- **What you will do**: Find every line in the records below that holds the word "number", and copy it out.

═════ Stored rows ═════

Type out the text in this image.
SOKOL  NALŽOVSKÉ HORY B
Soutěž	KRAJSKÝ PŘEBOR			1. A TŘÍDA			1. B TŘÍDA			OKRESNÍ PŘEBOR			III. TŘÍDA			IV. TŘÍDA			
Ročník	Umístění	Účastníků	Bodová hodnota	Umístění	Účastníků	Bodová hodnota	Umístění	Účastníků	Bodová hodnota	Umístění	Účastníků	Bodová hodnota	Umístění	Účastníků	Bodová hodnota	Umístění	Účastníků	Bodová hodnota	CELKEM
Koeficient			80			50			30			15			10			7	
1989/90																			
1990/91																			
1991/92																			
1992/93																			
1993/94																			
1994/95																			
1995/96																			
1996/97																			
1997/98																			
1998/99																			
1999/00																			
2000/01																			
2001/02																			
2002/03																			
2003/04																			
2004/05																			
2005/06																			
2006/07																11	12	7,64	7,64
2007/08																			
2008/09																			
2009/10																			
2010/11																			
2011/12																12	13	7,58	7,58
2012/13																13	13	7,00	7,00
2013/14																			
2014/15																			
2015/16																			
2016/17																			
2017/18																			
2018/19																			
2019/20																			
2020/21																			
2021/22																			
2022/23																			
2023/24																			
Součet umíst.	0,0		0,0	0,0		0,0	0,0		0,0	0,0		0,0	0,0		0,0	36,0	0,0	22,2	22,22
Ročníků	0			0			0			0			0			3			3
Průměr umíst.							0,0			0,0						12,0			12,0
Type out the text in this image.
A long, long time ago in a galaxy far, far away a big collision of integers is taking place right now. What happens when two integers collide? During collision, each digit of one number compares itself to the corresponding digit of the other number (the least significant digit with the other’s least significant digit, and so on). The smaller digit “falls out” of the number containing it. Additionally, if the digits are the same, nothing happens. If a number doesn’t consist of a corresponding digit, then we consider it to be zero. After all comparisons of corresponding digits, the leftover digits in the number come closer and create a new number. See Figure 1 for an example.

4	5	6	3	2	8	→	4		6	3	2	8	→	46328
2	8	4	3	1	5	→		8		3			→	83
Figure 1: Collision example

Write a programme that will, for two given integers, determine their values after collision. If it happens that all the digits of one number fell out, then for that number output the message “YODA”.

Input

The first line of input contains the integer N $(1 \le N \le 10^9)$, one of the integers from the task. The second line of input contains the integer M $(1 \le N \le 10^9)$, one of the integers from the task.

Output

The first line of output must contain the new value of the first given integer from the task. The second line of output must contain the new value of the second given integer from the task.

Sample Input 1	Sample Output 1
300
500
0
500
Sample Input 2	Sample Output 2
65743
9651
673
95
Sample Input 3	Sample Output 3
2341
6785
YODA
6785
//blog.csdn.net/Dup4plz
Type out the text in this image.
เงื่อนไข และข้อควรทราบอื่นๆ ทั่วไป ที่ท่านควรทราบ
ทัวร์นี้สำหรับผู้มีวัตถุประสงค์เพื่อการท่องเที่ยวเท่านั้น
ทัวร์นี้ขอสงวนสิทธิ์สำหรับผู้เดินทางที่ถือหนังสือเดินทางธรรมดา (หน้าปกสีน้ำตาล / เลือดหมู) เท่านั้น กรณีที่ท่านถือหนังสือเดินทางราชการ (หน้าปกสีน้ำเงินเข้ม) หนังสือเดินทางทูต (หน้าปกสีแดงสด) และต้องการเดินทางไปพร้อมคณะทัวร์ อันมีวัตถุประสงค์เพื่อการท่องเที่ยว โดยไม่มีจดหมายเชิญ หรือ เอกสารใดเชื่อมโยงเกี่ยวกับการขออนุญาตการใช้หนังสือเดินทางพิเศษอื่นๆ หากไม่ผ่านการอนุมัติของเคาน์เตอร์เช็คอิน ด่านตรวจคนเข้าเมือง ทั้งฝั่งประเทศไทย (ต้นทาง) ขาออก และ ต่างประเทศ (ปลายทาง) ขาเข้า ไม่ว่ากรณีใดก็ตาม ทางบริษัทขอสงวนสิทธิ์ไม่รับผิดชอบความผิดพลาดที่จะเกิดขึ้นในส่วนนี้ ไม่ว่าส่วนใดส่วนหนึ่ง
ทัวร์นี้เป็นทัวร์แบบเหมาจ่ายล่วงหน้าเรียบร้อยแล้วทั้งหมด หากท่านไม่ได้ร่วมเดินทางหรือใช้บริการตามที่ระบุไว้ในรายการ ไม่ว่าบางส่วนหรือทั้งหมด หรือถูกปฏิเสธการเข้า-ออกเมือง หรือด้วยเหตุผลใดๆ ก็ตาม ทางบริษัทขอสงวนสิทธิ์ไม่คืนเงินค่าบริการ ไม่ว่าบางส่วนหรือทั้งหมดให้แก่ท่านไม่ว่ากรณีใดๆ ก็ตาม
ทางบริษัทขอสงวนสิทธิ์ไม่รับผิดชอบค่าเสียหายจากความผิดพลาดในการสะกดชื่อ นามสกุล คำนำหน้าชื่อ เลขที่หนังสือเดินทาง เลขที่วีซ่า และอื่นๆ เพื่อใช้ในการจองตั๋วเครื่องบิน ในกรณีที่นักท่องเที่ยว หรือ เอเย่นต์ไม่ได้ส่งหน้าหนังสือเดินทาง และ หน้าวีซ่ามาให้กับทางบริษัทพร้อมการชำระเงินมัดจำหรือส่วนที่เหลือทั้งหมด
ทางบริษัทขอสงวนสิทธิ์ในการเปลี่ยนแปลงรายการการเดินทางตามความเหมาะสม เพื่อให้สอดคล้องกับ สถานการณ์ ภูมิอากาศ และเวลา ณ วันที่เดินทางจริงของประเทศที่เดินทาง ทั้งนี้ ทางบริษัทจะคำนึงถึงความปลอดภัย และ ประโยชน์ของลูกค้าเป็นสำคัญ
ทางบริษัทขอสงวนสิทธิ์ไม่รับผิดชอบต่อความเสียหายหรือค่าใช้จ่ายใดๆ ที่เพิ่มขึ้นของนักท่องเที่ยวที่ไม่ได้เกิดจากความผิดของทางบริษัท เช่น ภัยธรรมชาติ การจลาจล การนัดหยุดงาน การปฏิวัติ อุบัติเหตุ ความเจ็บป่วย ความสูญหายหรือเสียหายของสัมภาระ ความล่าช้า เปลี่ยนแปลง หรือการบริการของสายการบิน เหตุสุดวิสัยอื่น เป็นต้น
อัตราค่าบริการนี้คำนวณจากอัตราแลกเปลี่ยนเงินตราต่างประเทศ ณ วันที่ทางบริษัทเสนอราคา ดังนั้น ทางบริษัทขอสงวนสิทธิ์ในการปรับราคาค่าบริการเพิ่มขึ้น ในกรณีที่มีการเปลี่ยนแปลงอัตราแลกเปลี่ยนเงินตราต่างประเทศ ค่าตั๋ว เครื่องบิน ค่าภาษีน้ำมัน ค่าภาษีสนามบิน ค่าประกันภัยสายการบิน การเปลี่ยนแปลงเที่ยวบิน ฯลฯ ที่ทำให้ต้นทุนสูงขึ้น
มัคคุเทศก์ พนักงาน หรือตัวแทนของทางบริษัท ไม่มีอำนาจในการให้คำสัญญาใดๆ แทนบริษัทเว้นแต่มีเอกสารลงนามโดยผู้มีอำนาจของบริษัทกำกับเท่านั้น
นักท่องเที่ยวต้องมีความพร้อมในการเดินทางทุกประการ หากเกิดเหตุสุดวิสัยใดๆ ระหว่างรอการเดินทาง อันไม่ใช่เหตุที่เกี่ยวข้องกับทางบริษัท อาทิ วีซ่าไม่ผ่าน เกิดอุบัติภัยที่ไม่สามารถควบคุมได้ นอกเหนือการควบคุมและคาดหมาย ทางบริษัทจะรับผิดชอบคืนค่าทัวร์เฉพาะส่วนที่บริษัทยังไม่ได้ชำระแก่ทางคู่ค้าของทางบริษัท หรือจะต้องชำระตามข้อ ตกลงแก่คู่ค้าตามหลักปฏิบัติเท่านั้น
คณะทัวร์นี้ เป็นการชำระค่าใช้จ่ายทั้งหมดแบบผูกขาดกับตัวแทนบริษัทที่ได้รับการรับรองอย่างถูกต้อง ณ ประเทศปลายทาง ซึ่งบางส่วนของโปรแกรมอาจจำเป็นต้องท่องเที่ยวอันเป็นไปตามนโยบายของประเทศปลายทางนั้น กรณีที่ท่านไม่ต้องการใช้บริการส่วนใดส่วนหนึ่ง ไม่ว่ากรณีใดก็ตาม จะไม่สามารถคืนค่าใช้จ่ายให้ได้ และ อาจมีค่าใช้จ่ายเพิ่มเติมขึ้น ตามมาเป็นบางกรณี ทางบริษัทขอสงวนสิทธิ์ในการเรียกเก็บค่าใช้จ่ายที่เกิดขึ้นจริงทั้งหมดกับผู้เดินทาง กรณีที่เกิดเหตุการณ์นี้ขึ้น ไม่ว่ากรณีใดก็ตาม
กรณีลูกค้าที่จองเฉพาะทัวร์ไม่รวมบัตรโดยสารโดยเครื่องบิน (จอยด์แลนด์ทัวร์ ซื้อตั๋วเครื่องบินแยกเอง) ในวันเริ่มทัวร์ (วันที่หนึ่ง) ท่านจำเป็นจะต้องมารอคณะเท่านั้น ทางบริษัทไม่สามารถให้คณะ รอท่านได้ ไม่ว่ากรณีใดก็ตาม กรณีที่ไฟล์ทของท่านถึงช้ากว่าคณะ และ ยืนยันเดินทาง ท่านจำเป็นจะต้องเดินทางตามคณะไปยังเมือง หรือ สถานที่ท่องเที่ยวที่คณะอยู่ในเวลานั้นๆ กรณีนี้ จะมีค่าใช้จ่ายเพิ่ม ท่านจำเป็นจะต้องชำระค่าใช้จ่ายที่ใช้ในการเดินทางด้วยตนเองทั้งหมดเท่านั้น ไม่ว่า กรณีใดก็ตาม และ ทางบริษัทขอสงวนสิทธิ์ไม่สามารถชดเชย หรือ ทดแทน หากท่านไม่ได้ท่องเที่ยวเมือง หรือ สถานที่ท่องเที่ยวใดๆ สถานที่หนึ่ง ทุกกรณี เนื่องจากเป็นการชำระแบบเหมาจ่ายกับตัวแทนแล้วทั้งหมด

═════

- **The reply**:
A long, long time ago in a galaxy far, far away a big collision of integers is taking place right now. What happens when two integers collide? During collision, each digit of one number compares itself to the corresponding digit of the other number (the least significant digit with the other’s least significant digit, and so on). The smaller digit “falls out” of the number containing it. Additionally, if the digits are the same, nothing happens. If a number doesn’t consist of a corresponding digit, then we consider it to be zero. After all comparisons of corresponding digits, the leftover digits in the number come closer and create a new number. See Figure 1 for an example.
Write a programme that will, for two given integers, determine their values after collision. If it happens that all the digits of one number fell out, then for that number output the message “YODA”.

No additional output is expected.